** start Provided data **

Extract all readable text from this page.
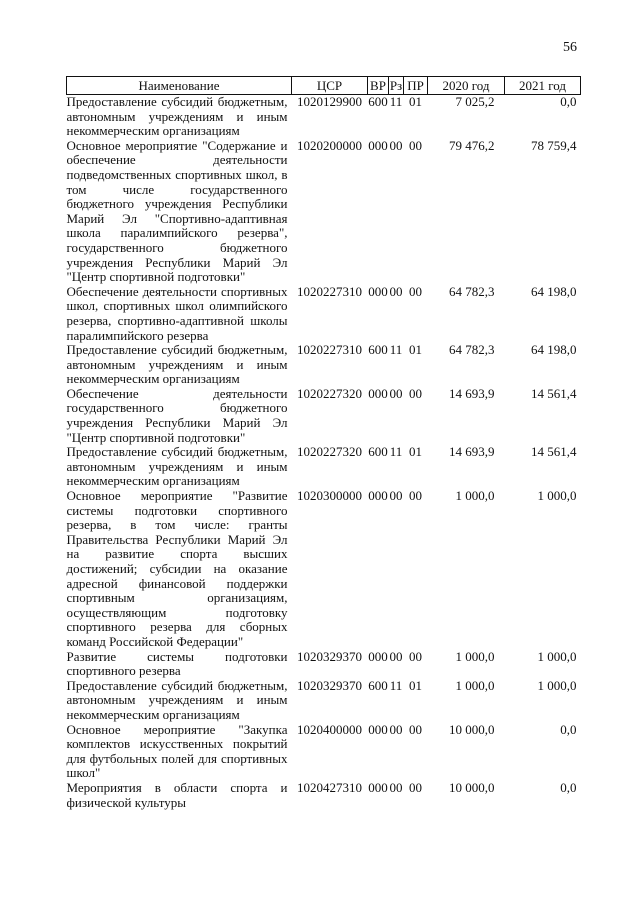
56
Наименование	ЦСР	ВР	Рз	ПР	2020 год	2021 год
Предоставление субсидий бюджетным, автономным учреждениям и иным некоммерческим организациям	1020129900	600	11	01	7 025,2	0,0
Основное мероприятие "Содержание и обеспечение деятельности подведомственных спортивных школ, в том числе государственного бюджетного учреждения Республики Марий Эл "Спортивно-адаптивная школа паралимпийского резерва", государственного бюджетного учреждения Республики Марий Эл "Центр спортивной подготовки"	1020200000	000	00	00	79 476,2	78 759,4
Обеспечение деятельности спортивных школ, спортивных школ олимпийского резерва, спортивно-адаптивной школы паралимпийского резерва	1020227310	000	00	00	64 782,3	64 198,0
Предоставление субсидий бюджетным, автономным учреждениям и иным некоммерческим организациям	1020227310	600	11	01	64 782,3	64 198,0
Обеспечение деятельности государственного бюджетного учреждения Республики Марий Эл "Центр спортивной подготовки"	1020227320	000	00	00	14 693,9	14 561,4
Предоставление субсидий бюджетным, автономным учреждениям и иным некоммерческим организациям	1020227320	600	11	01	14 693,9	14 561,4
Основное мероприятие "Развитие системы подготовки спортивного резерва, в том числе: гранты Правительства Республики Марий Эл на развитие спорта высших достижений; субсидии на оказание адресной финансовой поддержки спортивным организациям, осуществляющим подготовку спортивного резерва для сборных команд Российской Федерации"	1020300000	000	00	00	1 000,0	1 000,0
Развитие системы подготовки спортивного резерва	1020329370	000	00	00	1 000,0	1 000,0
Предоставление субсидий бюджетным, автономным учреждениям и иным некоммерческим организациям	1020329370	600	11	01	1 000,0	1 000,0
Основное мероприятие "Закупка комплектов искусственных покрытий для футбольных полей для спортивных школ"	1020400000	000	00	00	10 000,0	0,0
Мероприятия в области спорта и физической культуры	1020427310	000	00	00	10 000,0	0,0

** end Provided data **

Work to be completed:
Write out the listing above again, exactly, but with no pictures in the copy.

Problem solution:
Extract all readable text from this page.
56
Наименование	ЦСР	ВР	Рз	ПР	2020 год	2021 год
Предоставление субсидий бюджетным, автономным учреждениям и иным некоммерческим организациям	1020129900	600	11	01	7 025,2	0,0
Основное мероприятие "Содержание и обеспечение деятельности подведомственных спортивных школ, в том числе государственного бюджетного учреждения Республики Марий Эл "Спортивно-адаптивная школа паралимпийского резерва", государственного бюджетного учреждения Республики Марий Эл "Центр спортивной подготовки"	1020200000	000	00	00	79 476,2	78 759,4
Обеспечение деятельности спортивных школ, спортивных школ олимпийского резерва, спортивно-адаптивной школы паралимпийского резерва	1020227310	000	00	00	64 782,3	64 198,0
Предоставление субсидий бюджетным, автономным учреждениям и иным некоммерческим организациям	1020227310	600	11	01	64 782,3	64 198,0
Обеспечение деятельности государственного бюджетного учреждения Республики Марий Эл "Центр спортивной подготовки"	1020227320	000	00	00	14 693,9	14 561,4
Предоставление субсидий бюджетным, автономным учреждениям и иным некоммерческим организациям	1020227320	600	11	01	14 693,9	14 561,4
Основное мероприятие "Развитие системы подготовки спортивного резерва, в том числе: гранты Правительства Республики Марий Эл на развитие спорта высших достижений; субсидии на оказание адресной финансовой поддержки спортивным организациям, осуществляющим подготовку спортивного резерва для сборных команд Российской Федерации"	1020300000	000	00	00	1 000,0	1 000,0
Развитие системы подготовки спортивного резерва	1020329370	000	00	00	1 000,0	1 000,0
Предоставление субсидий бюджетным, автономным учреждениям и иным некоммерческим организациям	1020329370	600	11	01	1 000,0	1 000,0
Основное мероприятие "Закупка комплектов искусственных покрытий для футбольных полей для спортивных школ"	1020400000	000	00	00	10 000,0	0,0
Мероприятия в области спорта и физической культуры	1020427310	000	00	00	10 000,0	0,0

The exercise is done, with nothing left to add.